start Data lines

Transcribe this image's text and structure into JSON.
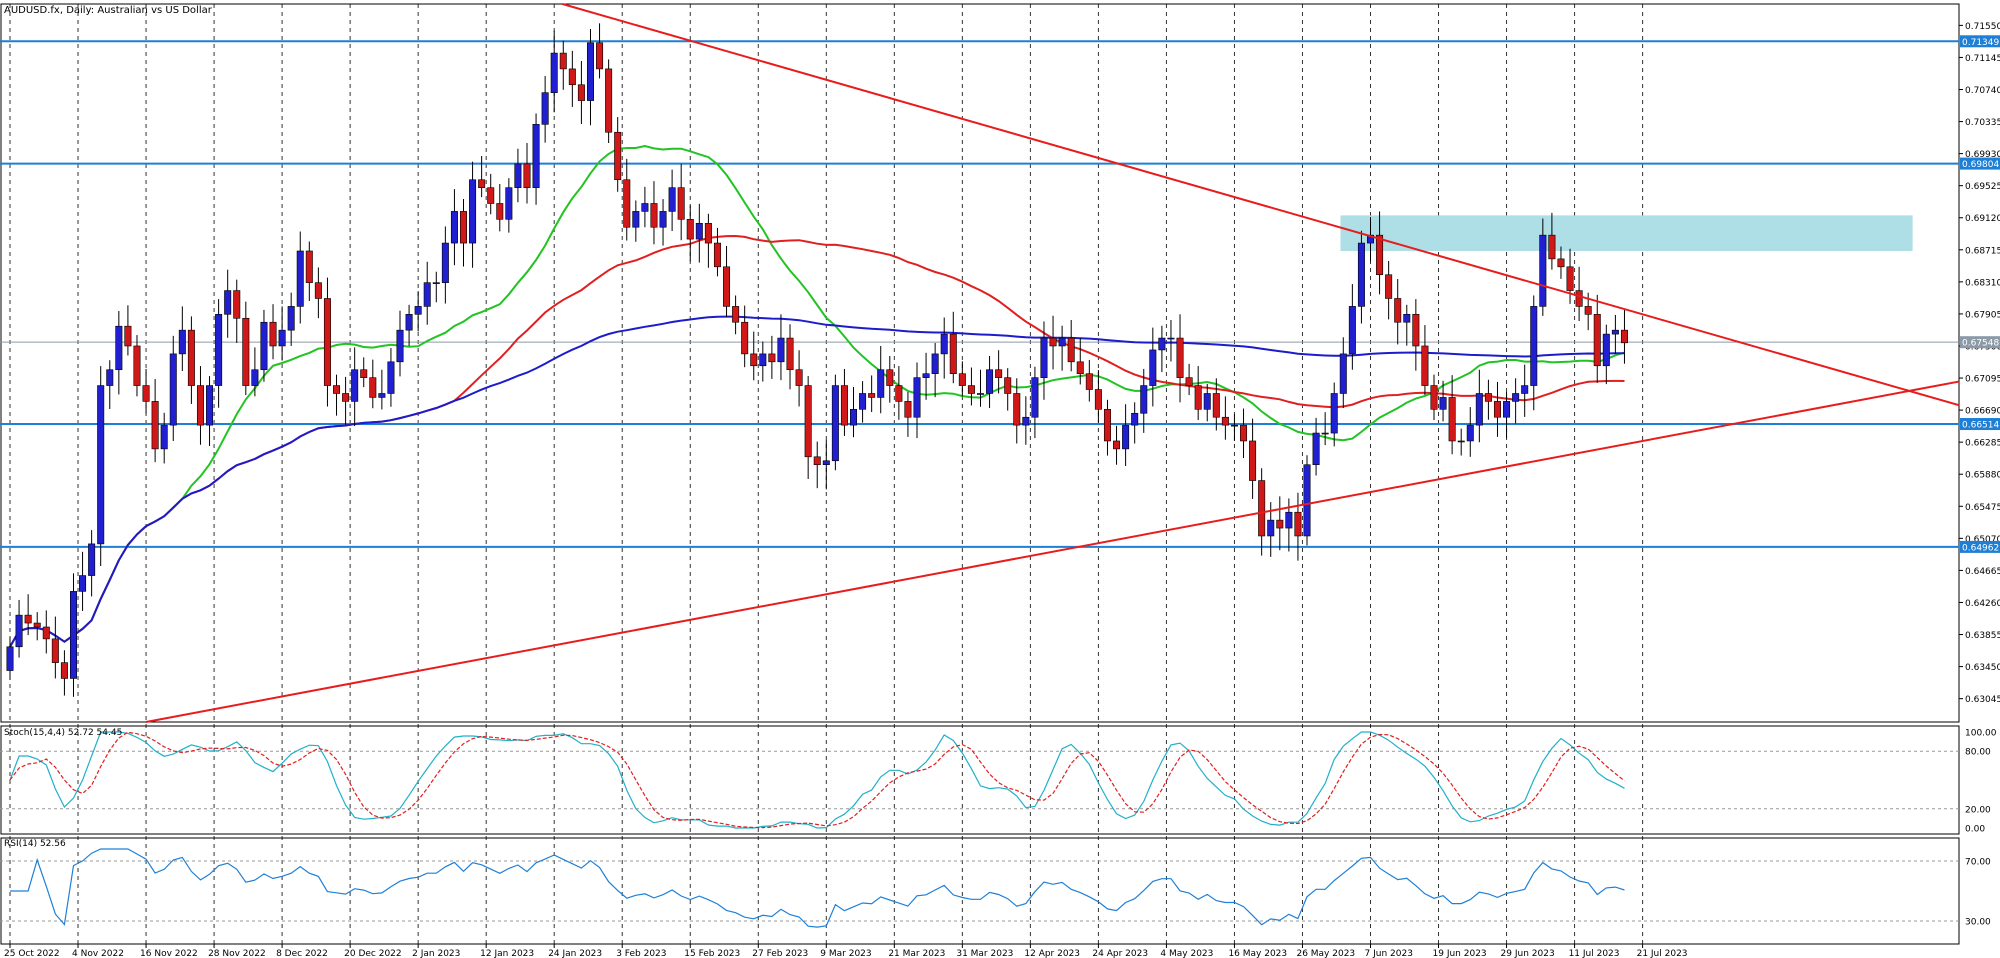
{
  "chart_data": {
    "type": "candlestick",
    "title": "AUDUSD.fx, Daily:  Australian vs US Dollar",
    "price_axis": {
      "ylim": [
        0.6275,
        0.7182
      ],
      "ticks": [
        "0.71550",
        "0.71145",
        "0.70740",
        "0.70335",
        "0.69930",
        "0.69525",
        "0.69120",
        "0.68715",
        "0.68310",
        "0.67905",
        "0.67500",
        "0.67095",
        "0.66690",
        "0.66285",
        "0.65880",
        "0.65475",
        "0.65070",
        "0.64665",
        "0.64260",
        "0.63855",
        "0.63450",
        "0.63045"
      ]
    },
    "price_labels": [
      {
        "text": "0.71349",
        "value": 0.71349,
        "color": "#1e7fd6"
      },
      {
        "text": "0.69804",
        "value": 0.69804,
        "color": "#1e7fd6"
      },
      {
        "text": "0.67548",
        "value": 0.67548,
        "color": "#8c9aa8"
      },
      {
        "text": "0.66514",
        "value": 0.66514,
        "color": "#1e7fd6"
      },
      {
        "text": "0.64962",
        "value": 0.64962,
        "color": "#1e7fd6"
      }
    ],
    "date_labels": [
      "25 Oct 2022",
      "4 Nov 2022",
      "16 Nov 2022",
      "28 Nov 2022",
      "8 Dec 2022",
      "20 Dec 2022",
      "2 Jan 2023",
      "12 Jan 2023",
      "24 Jan 2023",
      "3 Feb 2023",
      "15 Feb 2023",
      "27 Feb 2023",
      "9 Mar 2023",
      "21 Mar 2023",
      "31 Mar 2023",
      "12 Apr 2023",
      "24 Apr 2023",
      "4 May 2023",
      "16 May 2023",
      "26 May 2023",
      "7 Jun 2023",
      "19 Jun 2023",
      "29 Jun 2023",
      "11 Jul 2023",
      "21 Jul 2023"
    ],
    "closes": [
      0.637,
      0.641,
      0.64,
      0.6395,
      0.638,
      0.635,
      0.633,
      0.644,
      0.646,
      0.65,
      0.67,
      0.672,
      0.6775,
      0.675,
      0.67,
      0.668,
      0.662,
      0.665,
      0.674,
      0.677,
      0.67,
      0.665,
      0.67,
      0.679,
      0.682,
      0.6785,
      0.67,
      0.672,
      0.678,
      0.675,
      0.677,
      0.68,
      0.687,
      0.683,
      0.681,
      0.67,
      0.669,
      0.668,
      0.672,
      0.671,
      0.6685,
      0.669,
      0.673,
      0.677,
      0.679,
      0.68,
      0.683,
      0.683,
      0.688,
      0.692,
      0.688,
      0.696,
      0.695,
      0.693,
      0.691,
      0.695,
      0.698,
      0.695,
      0.703,
      0.707,
      0.712,
      0.71,
      0.708,
      0.706,
      0.7133,
      0.71,
      0.702,
      0.696,
      0.69,
      0.692,
      0.693,
      0.69,
      0.692,
      0.695,
      0.691,
      0.6885,
      0.6905,
      0.688,
      0.685,
      0.68,
      0.678,
      0.674,
      0.6725,
      0.674,
      0.673,
      0.676,
      0.672,
      0.67,
      0.661,
      0.66,
      0.6605,
      0.67,
      0.665,
      0.667,
      0.669,
      0.6685,
      0.672,
      0.67,
      0.668,
      0.666,
      0.671,
      0.6715,
      0.674,
      0.6765,
      0.6715,
      0.67,
      0.669,
      0.669,
      0.672,
      0.671,
      0.669,
      0.665,
      0.666,
      0.671,
      0.676,
      0.675,
      0.676,
      0.673,
      0.6715,
      0.6695,
      0.667,
      0.663,
      0.662,
      0.665,
      0.6665,
      0.67,
      0.6745,
      0.676,
      0.676,
      0.671,
      0.67,
      0.667,
      0.669,
      0.666,
      0.665,
      0.665,
      0.663,
      0.658,
      0.651,
      0.653,
      0.652,
      0.654,
      0.651,
      0.66,
      0.664,
      0.664,
      0.669,
      0.674,
      0.68,
      0.688,
      0.689,
      0.684,
      0.681,
      0.678,
      0.679,
      0.675,
      0.67,
      0.667,
      0.6685,
      0.663,
      0.663,
      0.665,
      0.669,
      0.668,
      0.666,
      0.668,
      0.669,
      0.67,
      0.68,
      0.689,
      0.686,
      0.685,
      0.682,
      0.68,
      0.679,
      0.6725,
      0.6765,
      0.677,
      0.6754
    ],
    "moving_averages": [
      {
        "color": "#22c322",
        "period": 20
      },
      {
        "color": "#e02020",
        "period": 50
      },
      {
        "color": "#1c1ccc",
        "period": 200
      }
    ],
    "trend_lines": [
      {
        "from": [
          "24 Jan 2023",
          0.7185
        ],
        "to": [
          "21 Jul 2023",
          0.679
        ],
        "color": "#e81c1c"
      },
      {
        "from": [
          "16 Nov 2022",
          0.6275
        ],
        "to": [
          "21 Jul 2023",
          0.663
        ],
        "color": "#e81c1c"
      }
    ],
    "zone": {
      "from": "7 Jun 2023",
      "to": "21 Jul 2023",
      "low": 0.687,
      "high": 0.6915,
      "color": "#aedee6"
    },
    "stochastic": {
      "label": "Stoch(15,4,4) 52.72 54.45",
      "ticks": [
        "100.00",
        "80.00",
        "20.00",
        "0.00"
      ],
      "main_color": "#20b0c8",
      "signal_color": "#e02020"
    },
    "rsi": {
      "label": "RSI(14) 52.56",
      "ticks": [
        "70.00",
        "30.00"
      ],
      "color": "#1f80d8"
    }
  }
}
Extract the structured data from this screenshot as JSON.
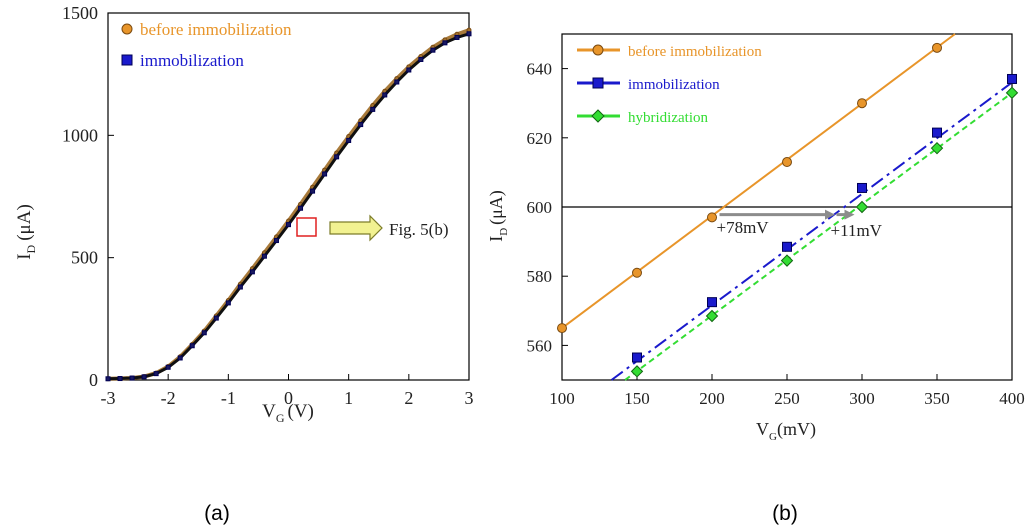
{
  "chart_data": [
    {
      "type": "scatter",
      "panel_caption": "(a)",
      "xlabel": "V",
      "xlabel_sub": "G",
      "xlabel_unit": "(V)",
      "ylabel": "I",
      "ylabel_sub": "D",
      "ylabel_unit": "(μA)",
      "xlim": [
        -3,
        3
      ],
      "ylim": [
        0,
        1500
      ],
      "xticks": [
        -3,
        -2,
        -1,
        0,
        1,
        2,
        3
      ],
      "yticks": [
        0,
        500,
        1000,
        1500
      ],
      "xtick_labels": [
        "-3",
        "-2",
        "-1",
        "0",
        "1",
        "2",
        "3"
      ],
      "ytick_labels": [
        "0",
        "500",
        "1000",
        "1500"
      ],
      "grid": false,
      "legend_position": "top-left",
      "annotation": {
        "text": "Fig. 5(b)",
        "x": 0.3,
        "y": 640
      },
      "series": [
        {
          "name": "before immobilization",
          "color": "#e8952a",
          "marker": "circle",
          "x": [
            -3,
            -2.8,
            -2.6,
            -2.4,
            -2.2,
            -2.0,
            -1.8,
            -1.6,
            -1.4,
            -1.2,
            -1.0,
            -0.8,
            -0.6,
            -0.4,
            -0.2,
            0,
            0.2,
            0.4,
            0.6,
            0.8,
            1.0,
            1.2,
            1.4,
            1.6,
            1.8,
            2.0,
            2.2,
            2.4,
            2.6,
            2.8,
            3.0
          ],
          "y": [
            5,
            6,
            8,
            14,
            28,
            55,
            95,
            145,
            200,
            262,
            325,
            392,
            455,
            520,
            585,
            650,
            718,
            788,
            858,
            928,
            995,
            1060,
            1122,
            1180,
            1232,
            1280,
            1322,
            1360,
            1390,
            1413,
            1430
          ]
        },
        {
          "name": "immobilization",
          "color": "#1a1acc",
          "marker": "square",
          "x": [
            -3,
            -2.8,
            -2.6,
            -2.4,
            -2.2,
            -2.0,
            -1.8,
            -1.6,
            -1.4,
            -1.2,
            -1.0,
            -0.8,
            -0.6,
            -0.4,
            -0.2,
            0,
            0.2,
            0.4,
            0.6,
            0.8,
            1.0,
            1.2,
            1.4,
            1.6,
            1.8,
            2.0,
            2.2,
            2.4,
            2.6,
            2.8,
            3.0
          ],
          "y": [
            5,
            6,
            8,
            13,
            26,
            52,
            90,
            140,
            193,
            253,
            315,
            380,
            442,
            506,
            570,
            635,
            702,
            772,
            842,
            912,
            979,
            1044,
            1106,
            1165,
            1218,
            1267,
            1310,
            1348,
            1378,
            1400,
            1415
          ]
        }
      ]
    },
    {
      "type": "line",
      "panel_caption": "(b)",
      "xlabel": "V",
      "xlabel_sub": "G",
      "xlabel_unit": "(mV)",
      "ylabel": "I",
      "ylabel_sub": "D",
      "ylabel_unit": "(μA)",
      "xlim": [
        100,
        400
      ],
      "ylim": [
        550,
        650
      ],
      "xticks": [
        100,
        150,
        200,
        250,
        300,
        350,
        400
      ],
      "yticks": [
        560,
        580,
        600,
        620,
        640
      ],
      "xtick_labels": [
        "100",
        "150",
        "200",
        "250",
        "300",
        "350",
        "400"
      ],
      "ytick_labels": [
        "560",
        "580",
        "600",
        "620",
        "640"
      ],
      "grid": false,
      "legend_position": "top-left",
      "reference_line_y": 600,
      "annotations": [
        {
          "text": "+78mV",
          "x": 203,
          "y": 594
        },
        {
          "text": "+11mV",
          "x": 279,
          "y": 593
        }
      ],
      "shift_arrows": [
        {
          "from": [
            205,
            597.8
          ],
          "to": [
            282,
            597.8
          ]
        },
        {
          "from": [
            283,
            597.8
          ],
          "to": [
            295,
            597.8
          ]
        }
      ],
      "series": [
        {
          "name": "before immobilization",
          "color": "#e8952a",
          "marker": "circle",
          "linestyle": "solid",
          "x": [
            100,
            150,
            200,
            250,
            300,
            350
          ],
          "y": [
            565,
            581,
            597,
            613,
            630,
            646
          ],
          "fit_x": [
            100,
            362
          ],
          "fit_y": [
            565,
            650
          ]
        },
        {
          "name": "immobilization",
          "color": "#1a1acc",
          "marker": "square",
          "linestyle": "dashdot",
          "x": [
            150,
            200,
            250,
            300,
            350,
            400
          ],
          "y": [
            556.5,
            572.5,
            588.5,
            605.5,
            621.5,
            637
          ],
          "fit_x": [
            133,
            400
          ],
          "fit_y": [
            550,
            636
          ]
        },
        {
          "name": "hybridization",
          "color": "#33dd33",
          "marker": "diamond",
          "linestyle": "dashed",
          "x": [
            150,
            200,
            250,
            300,
            350,
            400
          ],
          "y": [
            552.5,
            568.5,
            584.5,
            600,
            617,
            633
          ],
          "fit_x": [
            142,
            400
          ],
          "fit_y": [
            550,
            633
          ]
        }
      ]
    }
  ]
}
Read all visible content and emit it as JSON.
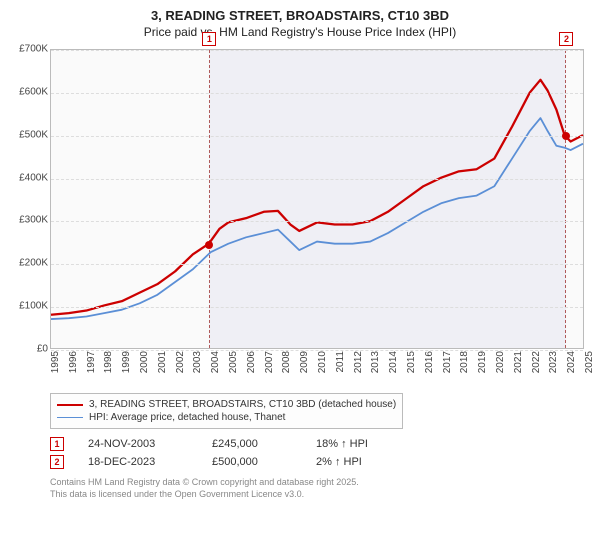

end Data lines

Search the lines above for the string "text", then show every one that has it.

Transcribe this image's text and structure into JSON.
        "text": "0.71349",
        "text": "0.69804",
        "text": "0.67548",
        "text": "0.66514",
        "text": "0.64962",
        "text": "Fig. 5(b)",
          "text": "+78mV",
          "text": "+11mV",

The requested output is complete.